## start INPUT
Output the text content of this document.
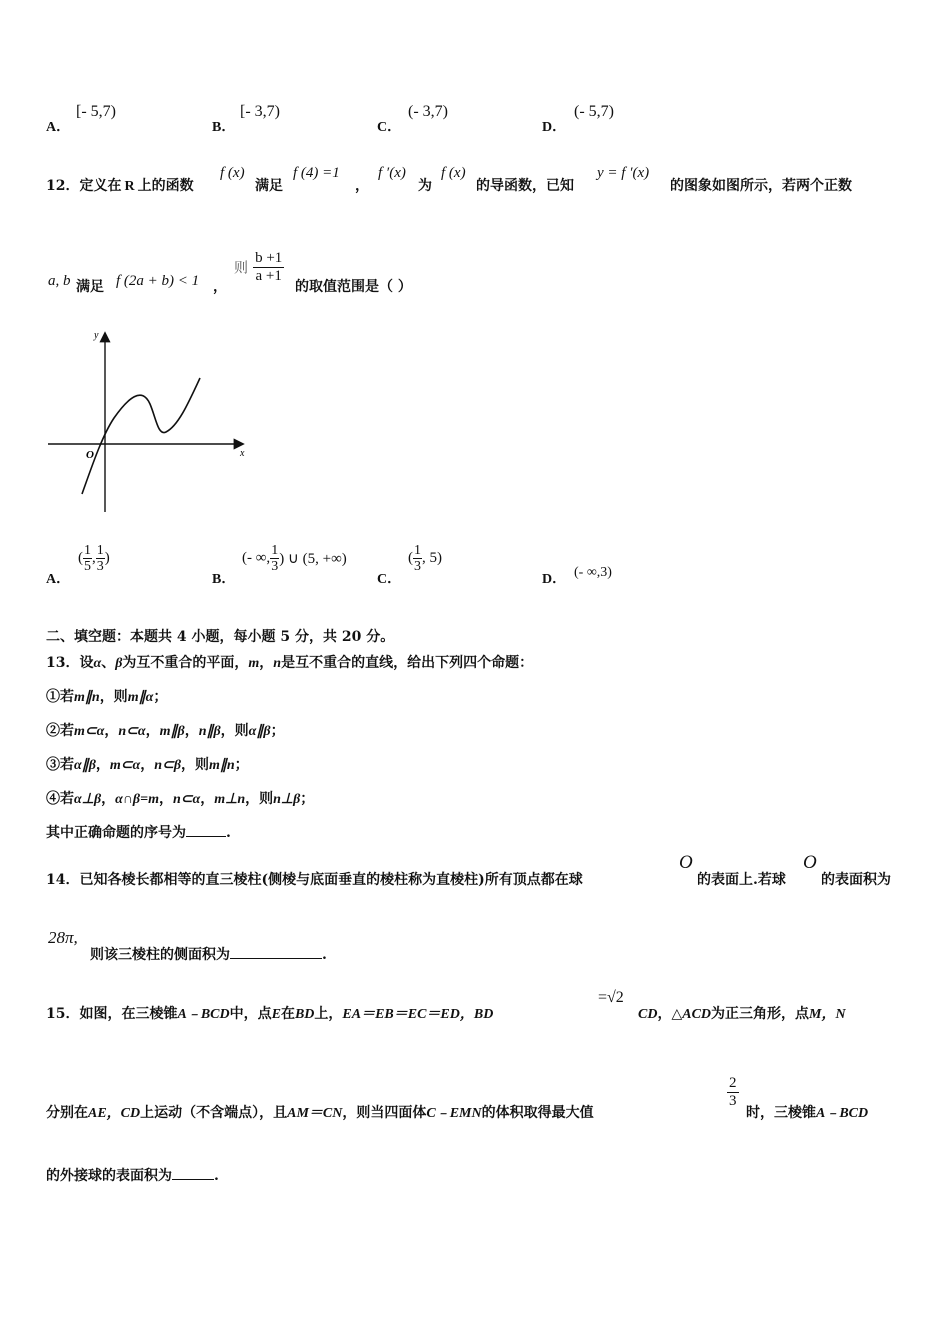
A．
[- 5,7)
B．
[- 3,7)
C．
(- 3,7)
D．
(- 5,7)
12．定义在 R 上的函数
f (x)
满足
f (4) =1
，
f ′(x)
为
f (x)
的导函数，已知
y = f ′(x)
的图象如图所示，若两个正数
a, b 满足 f (2a + b) < 1 ，
则 $\frac{b +1}{a +1}$
的取值范围是（ ）
y
x
O
A．
( $\frac{1}{5}$ , $\frac{1}{3}$ )
B．
(- ∞, $\frac{1}{3}$ ) ∪ (5, +∞)
C．
( $\frac{1}{3}$ , 5)
D． (- ∞,3)
二、填空题：本题共 4 小题，每小题 5 分，共 20 分。
13．设α、β为互不重合的平面，m，n是互不重合的直线，给出下列四个命题：
①若m∥n，则m∥α；
②若m⊂α，n⊂α，m∥β，n∥β，则α∥β；
③若α∥β，m⊂α，n⊂β，则m∥n；
④若α⊥β，α∩β=m，n⊂α，m⊥n，则n⊥β；
其中正确命题的序号为	.
14．已知各棱长都相等的直三棱柱(侧棱与底面垂直的棱柱称为直棱柱)所有顶点都在球
O
的表面上.若球
O
的表面积为
28π,
则该三棱柱的侧面积为	.
15．如图，在三棱锥A﹣BCD中，点E在BD上，EA＝EB＝EC＝ED，BD
=√2
CD，△ACD为正三角形，点M，N
分别在AE，CD上运动（不含端点），且AM＝CN，则当四面体C﹣EMN的体积取得最大值
$\frac{2}{3}$
时，三棱锥A﹣BCD
的外接球的表面积为	.
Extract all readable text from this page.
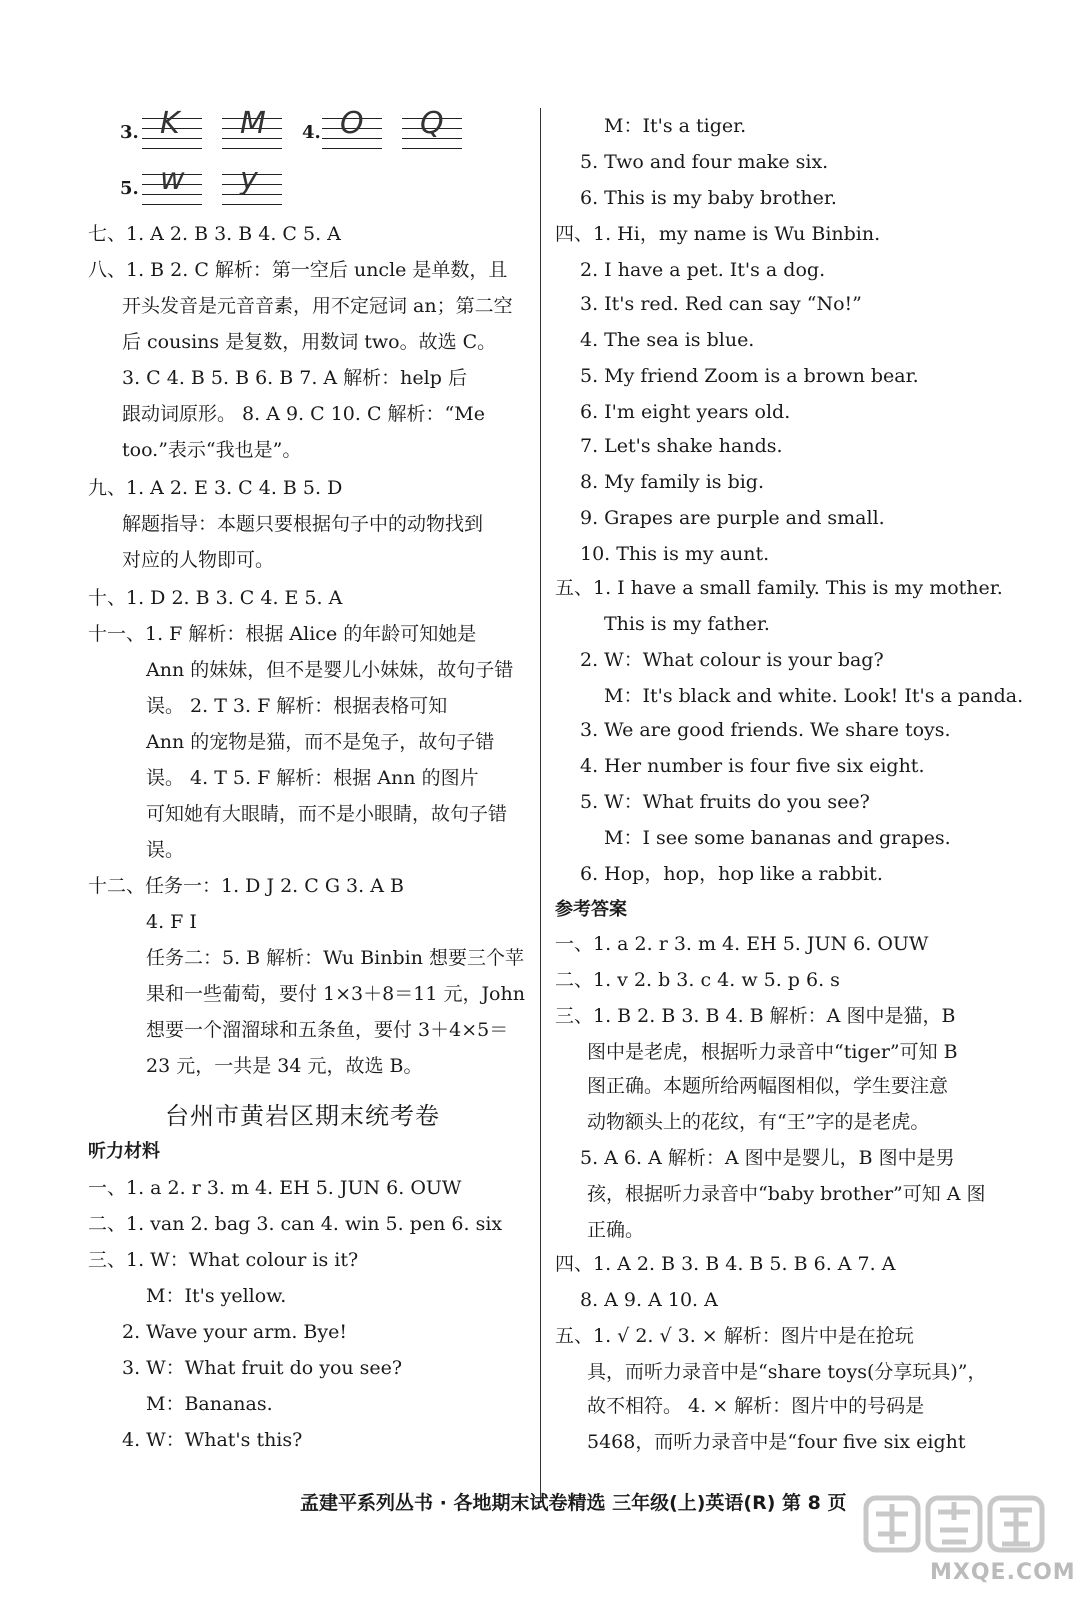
3. K M 4. O Q
5. w y
七、1. A 2. B 3. B 4. C 5. A
八、1. B 2. C 解析：第一空后 uncle 是单数，且
开头发音是元音音素，用不定冠词 an；第二空
后 cousins 是复数，用数词 two。故选 C。
3. C 4. B 5. B 6. B 7. A 解析：help 后
跟动词原形。 8. A 9. C 10. C 解析：“Me
too.”表示“我也是”。
九、1. A 2. E 3. C 4. B 5. D
解题指导：本题只要根据句子中的动物找到
对应的人物即可。
十、1. D 2. B 3. C 4. E 5. A
十一、1. F 解析：根据 Alice 的年龄可知她是
Ann 的妹妹，但不是婴儿小妹妹，故句子错
误。 2. T 3. F 解析：根据表格可知
Ann 的宠物是猫，而不是兔子，故句子错
误。 4. T 5. F 解析：根据 Ann 的图片
可知她有大眼睛，而不是小眼睛，故句子错
误。
十二、任务一：1. D J 2. C G 3. A B
4. F I
任务二：5. B 解析：Wu Binbin 想要三个苹
果和一些葡萄，要付 1×3＋8＝11 元，John
想要一个溜溜球和五条鱼，要付 3＋4×5＝
23 元，一共是 34 元，故选 B。
台州市黄岩区期末统考卷
听力材料
一、1. a 2. r 3. m 4. EH 5. JUN 6. OUW
二、1. van 2. bag 3. can 4. win 5. pen 6. six
三、1. W：What colour is it?
M：It's yellow.
2. Wave your arm. Bye!
3. W：What fruit do you see?
M：Bananas.
4. W：What's this?
M：It's a tiger.
5. Two and four make six.
6. This is my baby brother.
四、1. Hi，my name is Wu Binbin.
2. I have a pet. It's a dog.
3. It's red. Red can say “No!”
4. The sea is blue.
5. My friend Zoom is a brown bear.
6. I'm eight years old.
7. Let's shake hands.
8. My family is big.
9. Grapes are purple and small.
10. This is my aunt.
五、1. I have a small family. This is my mother.
This is my father.
2. W：What colour is your bag?
M：It's black and white. Look! It's a panda.
3. We are good friends. We share toys.
4. Her number is four five six eight.
5. W：What fruits do you see?
M：I see some bananas and grapes.
6. Hop，hop，hop like a rabbit.
参考答案
一、1. a 2. r 3. m 4. EH 5. JUN 6. OUW
二、1. v 2. b 3. c 4. w 5. p 6. s
三、1. B 2. B 3. B 4. B 解析：A 图中是猫，B
图中是老虎，根据听力录音中“tiger”可知 B
图正确。本题所给两幅图相似，学生要注意
动物额头上的花纹，有“王”字的是老虎。
5. A 6. A 解析：A 图中是婴儿，B 图中是男
孩，根据听力录音中“baby brother”可知 A 图
正确。
四、1. A 2. B 3. B 4. B 5. B 6. A 7. A
8. A 9. A 10. A
五、1. √ 2. √ 3. × 解析：图片中是在抢玩
具，而听力录音中是“share toys(分享玩具)”，
故不相符。 4. × 解析：图片中的号码是
5468，而听力录音中是“four five six eight
孟建平系列丛书 · 各地期末试卷精选 三年级(上)英语(R) 第 8 页
MXQE.COM
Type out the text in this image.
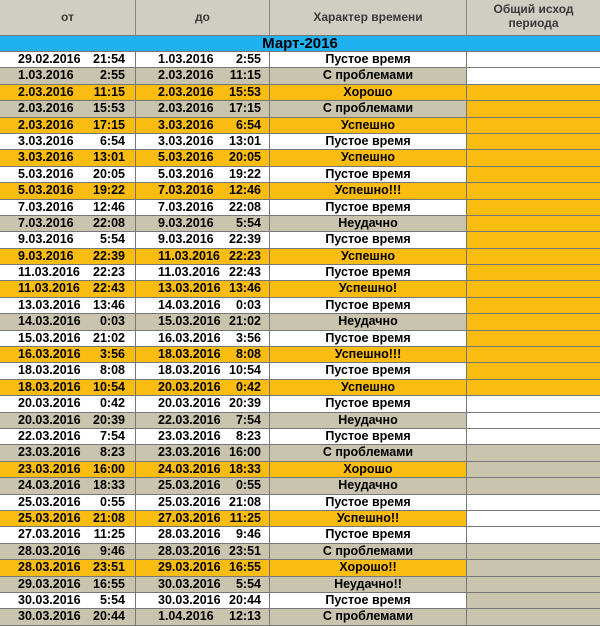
от	до	Характер времени
Общий исход
периода
Март-2016
29.02.2016 21:54	1.03.2016 2:55	Пустое время
1.03.2016 2:55	2.03.2016 11:15	С проблемами
2.03.2016 11:15	2.03.2016 15:53	Хорошо
2.03.2016 15:53	2.03.2016 17:15	С проблемами
2.03.2016 17:15	3.03.2016 6:54	Успешно
3.03.2016 6:54	3.03.2016 13:01	Пустое время
3.03.2016 13:01	5.03.2016 20:05	Успешно
5.03.2016 20:05	5.03.2016 19:22	Пустое время
5.03.2016 19:22	7.03.2016 12:46	Успешно!!!
7.03.2016 12:46	7.03.2016 22:08	Пустое время
7.03.2016 22:08	9.03.2016 5:54	Неудачно
9.03.2016 5:54	9.03.2016 22:39	Пустое время
9.03.2016 22:39	11.03.2016 22:23	Успешно
11.03.2016 22:23	11.03.2016 22:43	Пустое время
11.03.2016 22:43	13.03.2016 13:46	Успешно!
13.03.2016 13:46	14.03.2016 0:03	Пустое время
14.03.2016 0:03	15.03.2016 21:02	Неудачно
15.03.2016 21:02	16.03.2016 3:56	Пустое время
16.03.2016 3:56	18.03.2016 8:08	Успешно!!!
18.03.2016 8:08	18.03.2016 10:54	Пустое время
18.03.2016 10:54	20.03.2016 0:42	Успешно
20.03.2016 0:42	20.03.2016 20:39	Пустое время
20.03.2016 20:39	22.03.2016 7:54	Неудачно
22.03.2016 7:54	23.03.2016 8:23	Пустое время
23.03.2016 8:23	23.03.2016 16:00	С проблемами
23.03.2016 16:00	24.03.2016 18:33	Хорошо
24.03.2016 18:33	25.03.2016 0:55	Неудачно
25.03.2016 0:55	25.03.2016 21:08	Пустое время
25.03.2016 21:08	27.03.2016 11:25	Успешно!!
27.03.2016 11:25	28.03.2016 9:46	Пустое время
28.03.2016 9:46	28.03.2016 23:51	С проблемами
28.03.2016 23:51	29.03.2016 16:55	Хорошо!!
29.03.2016 16:55	30.03.2016 5:54	Неудачно!!
30.03.2016 5:54	30.03.2016 20:44	Пустое время
30.03.2016 20:44	1.04.2016 12:13	С проблемами
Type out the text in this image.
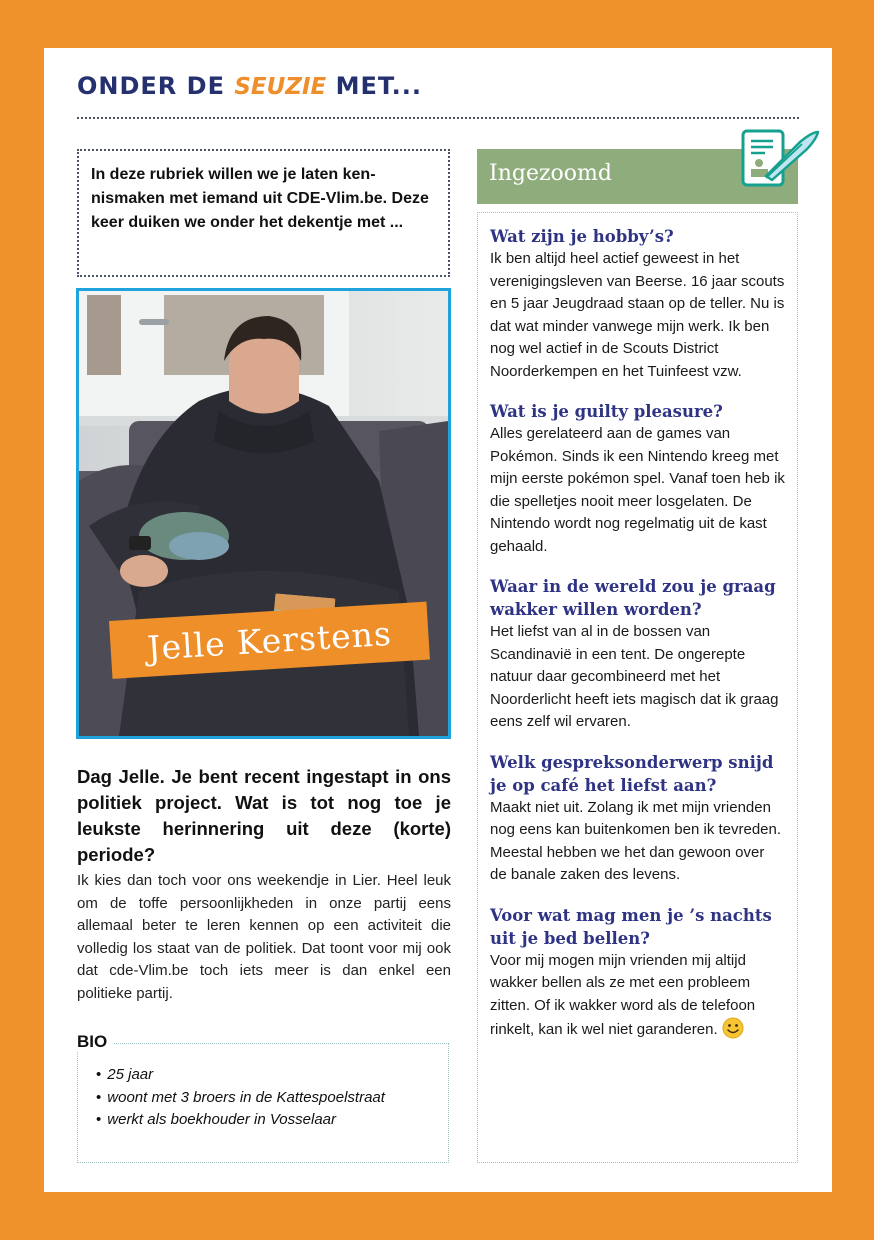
ONDER DE SEUZIE MET...

In deze rubriek willen we je laten kennismaken met iemand uit CDE-Vlim.be. Deze keer duiken we onder het dekentje met ...

Jelle Kerstens
Dag Jelle. Je bent recent ingestapt in ons politiek project. Wat is tot nog toe je leukste herinnering uit deze (korte) periode?

Ik kies dan toch voor ons weekendje in Lier. Heel leuk om de toffe persoonlijkheden in onze partij eens allemaal beter te leren kennen op een activiteit die volledig los staat van de politiek. Dat toont voor mij ook dat cde-Vlim.be toch iets meer is dan enkel een politieke partij.

BIO
• 25 jaar
• woont met 3 broers in de Kattespoelstraat
• werkt als boekhouder in Vosselaar
Ingezoomd
Wat zijn je hobby’s?

Ik ben altijd heel actief geweest in het verenigingsleven van Beerse. 16 jaar scouts en 5 jaar Jeugdraad staan op de teller. Nu is dat wat minder vanwege mijn werk. Ik ben nog wel actief in de Scouts District Noorderkempen en het Tuinfeest vzw.

Wat is je guilty pleasure?

Alles gerelateerd aan de games van Pokémon. Sinds ik een Nintendo kreeg met mijn eerste pokémon spel. Vanaf toen heb ik die spelletjes nooit meer losgelaten. De Nintendo wordt nog regelmatig uit de kast gehaald.

Waar in de wereld zou je graag wakker willen worden?

Het liefst van al in de bossen van Scandinavië in een tent. De ongerepte natuur daar gecombineerd met het Noorderlicht heeft iets magisch dat ik graag eens zelf wil ervaren.

Welk gespreksonderwerp snijd je op café het liefst aan?

Maakt niet uit. Zolang ik met mijn vrienden nog eens kan buitenkomen ben ik tevreden. Meestal hebben we het dan gewoon over de banale zaken des levens.

Voor wat mag men je ’s nachts uit je bed bellen?

Voor mij mogen mijn vrienden mij altijd wakker bellen als ze met een probleem zitten. Of ik wakker word als de telefoon rinkelt, kan ik wel niet garanderen.
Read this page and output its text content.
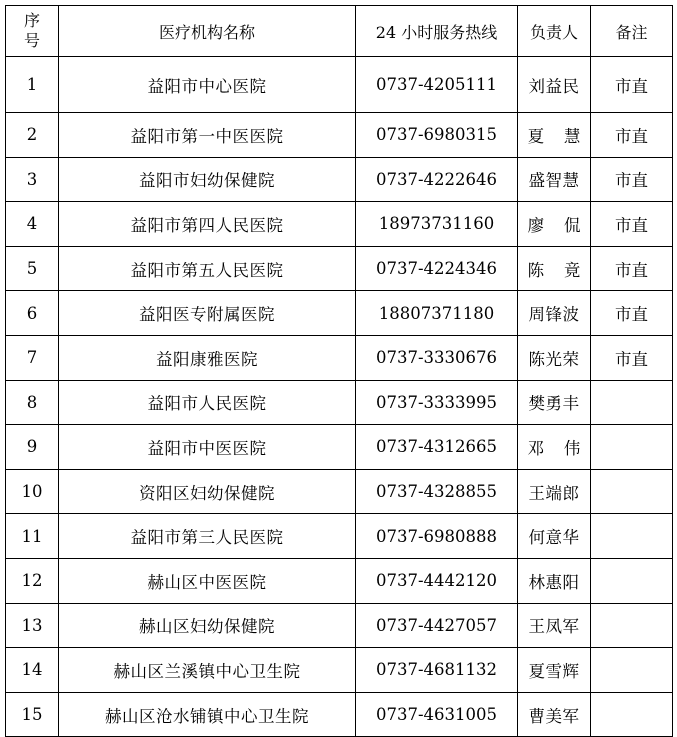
序号	医疗机构名称	24 小时服务热线	负责人	备注
1	益阳市中心医院	0737-4205111	刘益民	市直
2	益阳市第一中医医院	0737-6980315	夏慧	市直
3	益阳市妇幼保健院	0737-4222646	盛智慧	市直
4	益阳市第四人民医院	18973731160	廖侃	市直
5	益阳市第五人民医院	0737-4224346	陈竟	市直
6	益阳医专附属医院	18807371180	周锋波	市直
7	益阳康雅医院	0737-3330676	陈光荣	市直
8	益阳市人民医院	0737-3333995	樊勇丰	
9	益阳市中医医院	0737-4312665	邓伟	
10	资阳区妇幼保健院	0737-4328855	王端郎	
11	益阳市第三人民医院	0737-6980888	何意华	
12	赫山区中医医院	0737-4442120	林惠阳	
13	赫山区妇幼保健院	0737-4427057	王凤军	
14	赫山区兰溪镇中心卫生院	0737-4681132	夏雪辉	
15	赫山区沧水铺镇中心卫生院	0737-4631005	曹美军	
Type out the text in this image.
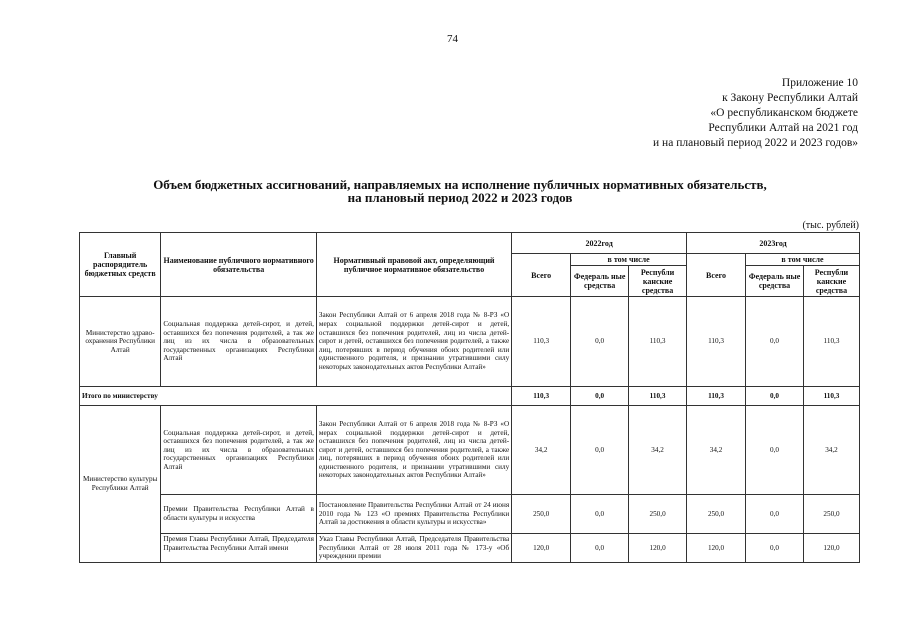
74
Приложение 10
к Закону Республики Алтай
«О республиканском бюджете
Республики Алтай на 2021 год
и на плановый период 2022 и 2023 годов»
Объем бюджетных ассигнований, направляемых на исполнение публичных нормативных обязательств,
на плановый период 2022 и 2023 годов
(тыс. рублей)
Главный распорядитель бюджетных средств	Наименование публичного нормативного обязательства	Нормативный правовой акт, определяющий публичное нормативное обязательство	2022год			2023год		
			Всего	в том числе		Всего	в том числе	
				Федераль ные средства	Республи канские средства		Федераль ные средства	Республи канские средства
Министерство здраво-охранения Республики Алтай	Социальная поддержка детей-сирот, и детей, оставшихся без попечения родителей, а так же лиц из их числа в образовательных государственных организациях Республики Алтай	Закон Республики Алтай от 6 апреля 2018 года № 8-РЗ «О мерах социальной поддержки детей-сирот и детей, оставшихся без попечения родителей, лиц из числа детей-сирот и детей, оставшихся без попечения родителей, а также лиц, потерявших в период обучения обоих родителей или единственного родителя, и признании утратившими силу некоторых законодательных актов Республики Алтай»	110,3	0,0	110,3	110,3	0,0	110,3
Итого по министерству			110,3	0,0	110,3	110,3	0,0	110,3
Министерство культуры Республики Алтай	Социальная поддержка детей-сирот, и детей, оставшихся без попечения родителей, а так же лиц из их числа в образовательных государственных организациях Республики Алтай	Закон Республики Алтай от 6 апреля 2018 года № 8-РЗ «О мерах социальной поддержки детей-сирот и детей, оставшихся без попечения родителей, лиц из числа детей-сирот и детей, оставшихся без попечения родителей, а также лиц, потерявших в период обучения обоих родителей или единственного родителя, и признании утратившими силу некоторых законодательных актов Республики Алтай»	34,2	0,0	34,2	34,2	0,0	34,2
	Премии Правительства Республики Алтай в области культуры и искусства	Постановление Правительства Республики Алтай от 24 июня 2010 года № 123 «О премиях Правительства Республики Алтай за достижения в области культуры и искусства»	250,0	0,0	250,0	250,0	0,0	250,0
	Премия Главы Республики Алтай, Председателя Правительства Республики Алтай имени	Указ Главы Республики Алтай, Председателя Правительства Республики Алтай от 28 июля 2011 года № 173-у «Об учреждении премии	120,0	0,0	120,0	120,0	0,0	120,0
## end INPUT
**PROBLEM REQUIREMENTS:** Copy every line above that includes the string "eens".

**RESPONSE TO THE EXERCISE:**
Ik kies dan toch voor ons weekendje in Lier. Heel leuk om de toffe persoonlijkheden in onze partij eens allemaal beter te leren kennen op een activiteit die volledig los staat van de politiek. Dat toont voor mij ook dat cde-Vlim.be toch iets meer is dan enkel een politieke partij.
Het liefst van al in de bossen van Scandinavië in een tent. De ongerepte natuur daar gecombineerd met het Noorderlicht heeft iets magisch dat ik graag eens zelf wil ervaren.
Maakt niet uit. Zolang ik met mijn vrienden nog eens kan buitenkomen ben ik tevreden. Meestal hebben we het dan gewoon over de banale zaken des levens.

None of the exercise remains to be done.